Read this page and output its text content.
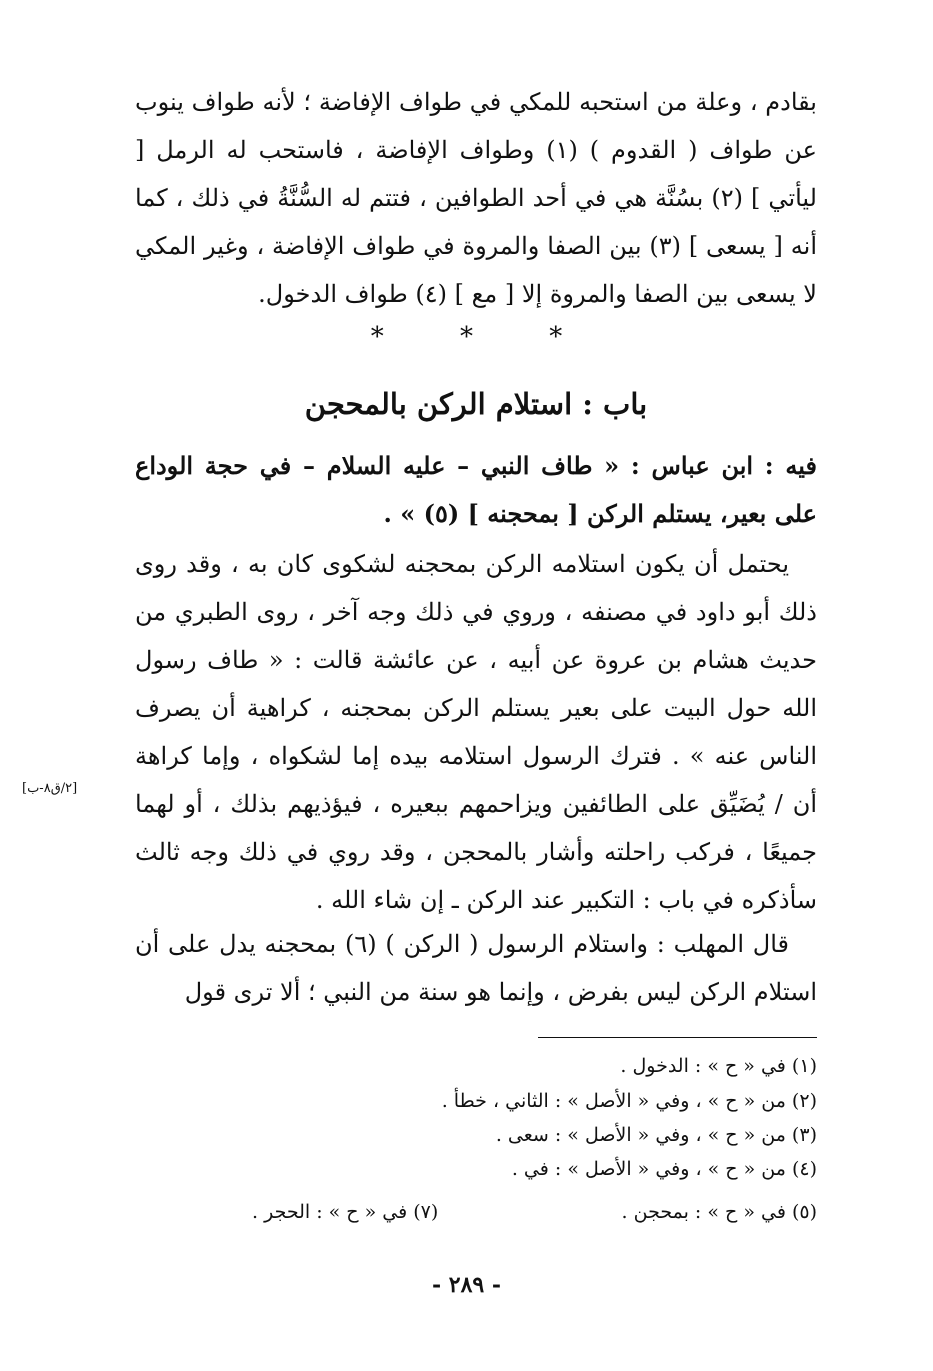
بقادم ، وعلة من استحبه للمكي في طواف الإفاضة ؛ لأنه طواف ينوب عن طواف ( القدوم ) (١) وطواف الإفاضة ، فاستحب له الرمل [ ليأتي ] (٢) بسُنَّة هي في أحد الطوافين ، فتتم له السُّنَّةُ في ذلك ، كما أنه [ يسعى ] (٣) بين الصفا والمروة في طواف الإفاضة ، وغير المكي لا يسعى بين الصفا والمروة إلا [ مع ] (٤) طواف الدخول.

*	*	*
باب : استلام الركن بالمحجن

فيه : ابن عباس : « طاف النبي – عليه السلام – في حجة الوداع على بعير، يستلم الركن [ بمحجنه ] (٥) » .

يحتمل أن يكون استلامه الركن بمحجنه لشكوى كان به ، وقد روى ذلك أبو داود في مصنفه ، وروي في ذلك وجه آخر ، روى الطبري من حديث هشام بن عروة عن أبيه ، عن عائشة قالت : « طاف رسول الله حول البيت على بعير يستلم الركن بمحجنه ، كراهية أن يصرف الناس عنه » . فترك الرسول استلامه بيده إما لشكواه ، وإما كراهة أن / يُضَيِّق على الطائفين ويزاحمهم ببعيره ، فيؤذيهم بذلك ، أو لهما جميعًا ، فركب راحلته وأشار بالمحجن ، وقد روي في ذلك وجه ثالث سأذكره في باب : التكبير عند الركن ـ إن شاء الله .

[٢/ق٨-ب]

قال المهلب : واستلام الرسول ( الركن ) (٦) بمحجنه يدل على أن استلام الركن ليس بفرض ، وإنما هو سنة من النبي ؛ ألا ترى قول

(١) في « ح » : الدخول .

(٢) من « ح » ، وفي « الأصل » : الثاني ، خطأ .

(٣) من « ح » ، وفي « الأصل » : سعى .

(٤) من « ح » ، وفي « الأصل » : في .

(٥) في « ح » : بمحجن .

(٧) في « ح » : الحجر .

- ٢٨٩ -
☆ ☆ ☆ ☆ ☆ ☆ ☆
## What you should do:
Go through the lines above. Select every one that has the string "بالمحجن".

## Reply to the exercise:
باب : استلام الركن بالمحجن
يحتمل أن يكون استلامه الركن بمحجنه لشكوى كان به ، وقد روى ذلك أبو داود في مصنفه ، وروي في ذلك وجه آخر ، روى الطبري من حديث هشام بن عروة عن أبيه ، عن عائشة قالت : « طاف رسول الله حول البيت على بعير يستلم الركن بمحجنه ، كراهية أن يصرف الناس عنه » . فترك الرسول استلامه بيده إما لشكواه ، وإما كراهة أن / يُضَيِّق على الطائفين ويزاحمهم ببعيره ، فيؤذيهم بذلك ، أو لهما جميعًا ، فركب راحلته وأشار بالمحجن ، وقد روي في ذلك وجه ثالث سأذكره في باب : التكبير عند الركن ـ إن شاء الله .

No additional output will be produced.